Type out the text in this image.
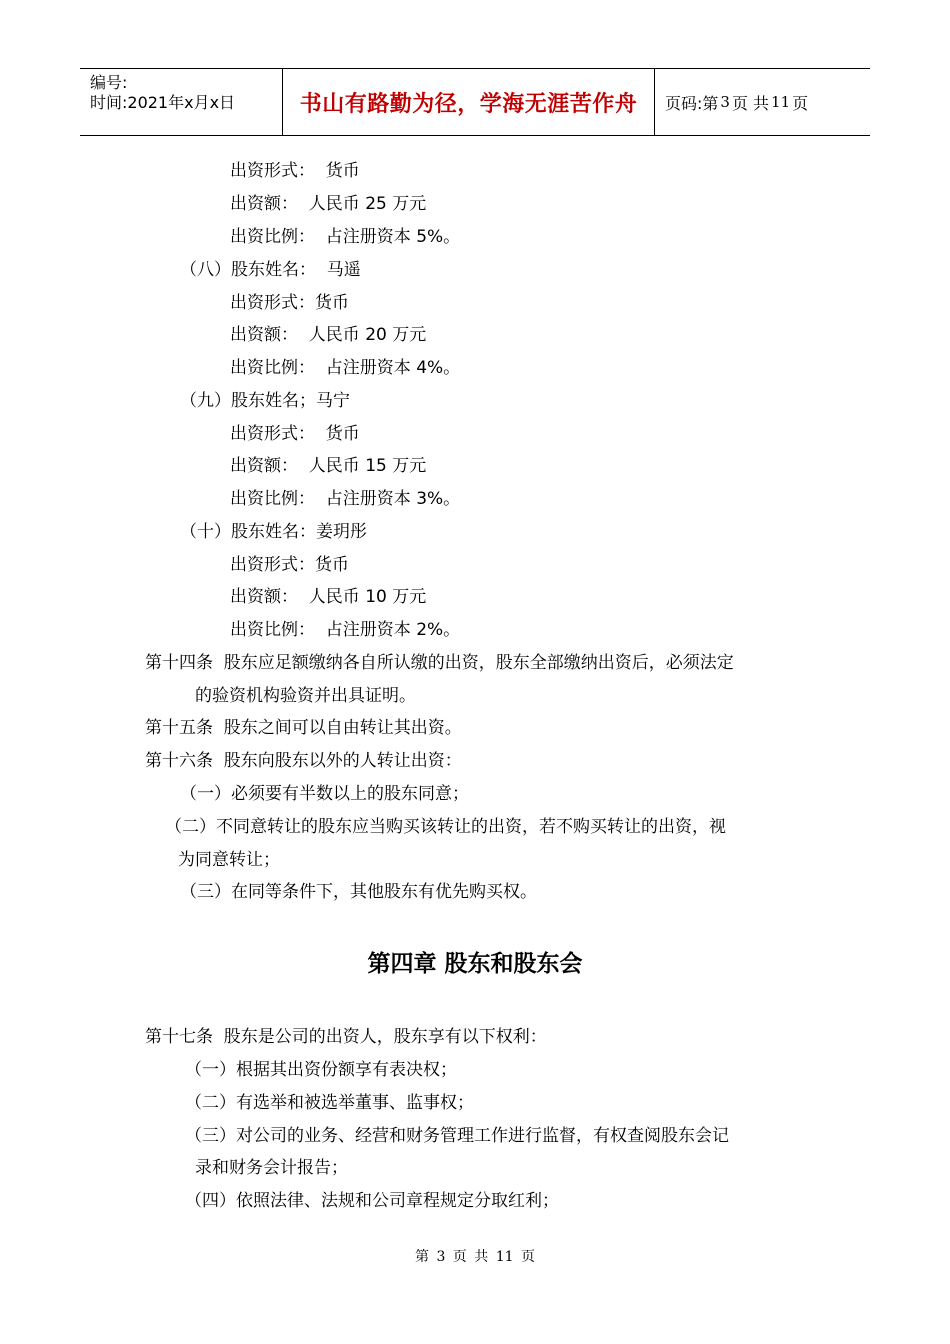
编号:
时间:2021年x月x日	书山有路勤为径，学海无涯苦作舟	页码:第 3 页 共 11 页
出资形式：  货币
出资额：  人民币 25 万元
出资比例：  占注册资本 5%。
（八）股东姓名：  马遥
出资形式：货币
出资额：  人民币 20 万元
出资比例：  占注册资本 4%。
（九）股东姓名；马宁
出资形式：  货币
出资额：  人民币 15 万元
出资比例：  占注册资本 3%。
（十）股东姓名：姜玥彤
出资形式：货币
出资额：  人民币 10 万元
出资比例：  占注册资本 2%。
第十四条  股东应足额缴纳各自所认缴的出资，股东全部缴纳出资后，必须法定
的验资机构验资并出具证明。
第十五条  股东之间可以自由转让其出资。
第十六条  股东向股东以外的人转让出资：
（一）必须要有半数以上的股东同意；
（二）不同意转让的股东应当购买该转让的出资，若不购买转让的出资，视
为同意转让；
（三）在同等条件下，其他股东有优先购买权。
第四章 股东和股东会
第十七条  股东是公司的出资人，股东享有以下权利：
（一）根据其出资份额享有表决权；
（二）有选举和被选举董事、监事权；
（三）对公司的业务、经营和财务管理工作进行监督，有权查阅股东会记
录和财务会计报告；
（四）依照法律、法规和公司章程规定分取红利；
第 3 页 共 11 页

──────────────────────────────

Your objective: Filter lines by "占注册资本" and return each hit.

Reply to the task:
出资比例：  占注册资本 5%。
出资比例：  占注册资本 4%。
出资比例：  占注册资本 3%。
出资比例：  占注册资本 2%。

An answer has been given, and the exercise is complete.